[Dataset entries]
##########

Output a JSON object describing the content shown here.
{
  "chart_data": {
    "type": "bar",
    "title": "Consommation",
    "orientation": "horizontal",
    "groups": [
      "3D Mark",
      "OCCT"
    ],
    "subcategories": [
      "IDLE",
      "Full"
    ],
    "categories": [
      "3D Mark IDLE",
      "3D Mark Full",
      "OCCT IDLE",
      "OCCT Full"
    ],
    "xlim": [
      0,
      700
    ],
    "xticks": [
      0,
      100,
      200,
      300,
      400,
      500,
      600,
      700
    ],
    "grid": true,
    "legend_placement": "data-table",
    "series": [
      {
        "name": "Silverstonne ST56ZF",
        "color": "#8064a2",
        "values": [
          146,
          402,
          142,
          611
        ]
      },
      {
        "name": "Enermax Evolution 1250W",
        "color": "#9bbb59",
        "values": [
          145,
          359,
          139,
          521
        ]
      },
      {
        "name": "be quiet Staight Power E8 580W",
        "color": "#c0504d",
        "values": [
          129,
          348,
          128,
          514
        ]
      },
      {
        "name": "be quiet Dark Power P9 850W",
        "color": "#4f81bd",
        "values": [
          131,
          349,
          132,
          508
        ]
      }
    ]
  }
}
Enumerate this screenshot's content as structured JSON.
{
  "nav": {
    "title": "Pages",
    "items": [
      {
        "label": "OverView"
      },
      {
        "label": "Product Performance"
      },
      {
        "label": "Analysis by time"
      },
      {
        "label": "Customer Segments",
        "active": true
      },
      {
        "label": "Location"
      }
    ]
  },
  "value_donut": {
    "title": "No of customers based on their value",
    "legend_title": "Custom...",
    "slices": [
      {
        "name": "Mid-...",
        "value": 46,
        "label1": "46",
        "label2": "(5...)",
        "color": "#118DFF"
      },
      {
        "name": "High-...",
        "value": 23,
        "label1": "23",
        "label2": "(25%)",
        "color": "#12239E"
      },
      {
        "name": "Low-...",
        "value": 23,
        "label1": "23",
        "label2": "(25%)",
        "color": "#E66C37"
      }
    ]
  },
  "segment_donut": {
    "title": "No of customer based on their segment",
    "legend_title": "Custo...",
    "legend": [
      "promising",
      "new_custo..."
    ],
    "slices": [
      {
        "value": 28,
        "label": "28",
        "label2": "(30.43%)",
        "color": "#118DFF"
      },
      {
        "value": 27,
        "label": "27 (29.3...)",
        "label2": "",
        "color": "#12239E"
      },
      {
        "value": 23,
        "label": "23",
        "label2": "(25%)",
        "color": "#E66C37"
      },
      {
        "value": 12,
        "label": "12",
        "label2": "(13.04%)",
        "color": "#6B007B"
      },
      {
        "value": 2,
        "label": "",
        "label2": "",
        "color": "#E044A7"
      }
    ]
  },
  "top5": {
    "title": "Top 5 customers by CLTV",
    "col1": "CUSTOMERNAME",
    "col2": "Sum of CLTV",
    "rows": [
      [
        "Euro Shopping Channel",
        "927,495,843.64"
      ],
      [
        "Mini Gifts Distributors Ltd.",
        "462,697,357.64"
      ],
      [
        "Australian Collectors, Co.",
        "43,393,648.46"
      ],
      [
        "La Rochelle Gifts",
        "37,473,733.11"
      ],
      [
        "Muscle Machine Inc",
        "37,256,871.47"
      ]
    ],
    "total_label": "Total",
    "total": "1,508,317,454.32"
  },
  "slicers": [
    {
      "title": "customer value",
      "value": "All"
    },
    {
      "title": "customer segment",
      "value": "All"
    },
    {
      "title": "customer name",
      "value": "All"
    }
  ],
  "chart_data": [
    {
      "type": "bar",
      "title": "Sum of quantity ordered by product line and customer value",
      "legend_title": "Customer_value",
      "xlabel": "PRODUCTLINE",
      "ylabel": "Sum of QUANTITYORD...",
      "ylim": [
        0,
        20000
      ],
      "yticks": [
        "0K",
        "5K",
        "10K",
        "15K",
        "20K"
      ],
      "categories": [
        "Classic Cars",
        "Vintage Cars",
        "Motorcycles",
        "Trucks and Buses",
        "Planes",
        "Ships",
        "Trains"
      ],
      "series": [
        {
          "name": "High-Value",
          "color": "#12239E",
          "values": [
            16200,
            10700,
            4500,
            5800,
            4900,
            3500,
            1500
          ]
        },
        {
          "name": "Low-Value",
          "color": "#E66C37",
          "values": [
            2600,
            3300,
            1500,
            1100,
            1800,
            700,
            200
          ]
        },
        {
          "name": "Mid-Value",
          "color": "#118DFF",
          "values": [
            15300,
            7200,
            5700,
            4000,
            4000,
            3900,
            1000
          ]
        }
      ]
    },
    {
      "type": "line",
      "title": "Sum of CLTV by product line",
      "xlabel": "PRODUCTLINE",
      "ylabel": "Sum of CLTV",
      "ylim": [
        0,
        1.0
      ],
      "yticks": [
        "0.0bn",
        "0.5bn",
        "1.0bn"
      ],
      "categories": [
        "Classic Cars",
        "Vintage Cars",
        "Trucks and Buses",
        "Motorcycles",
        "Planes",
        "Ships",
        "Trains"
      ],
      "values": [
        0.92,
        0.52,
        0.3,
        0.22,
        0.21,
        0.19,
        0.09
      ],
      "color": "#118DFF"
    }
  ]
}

##########

Where a line above holds the string "Power", show that line.

Solution to this problem:
        "name": "be quiet Staight Power E8 580W",
        "name": "be quiet Dark Power P9 850W",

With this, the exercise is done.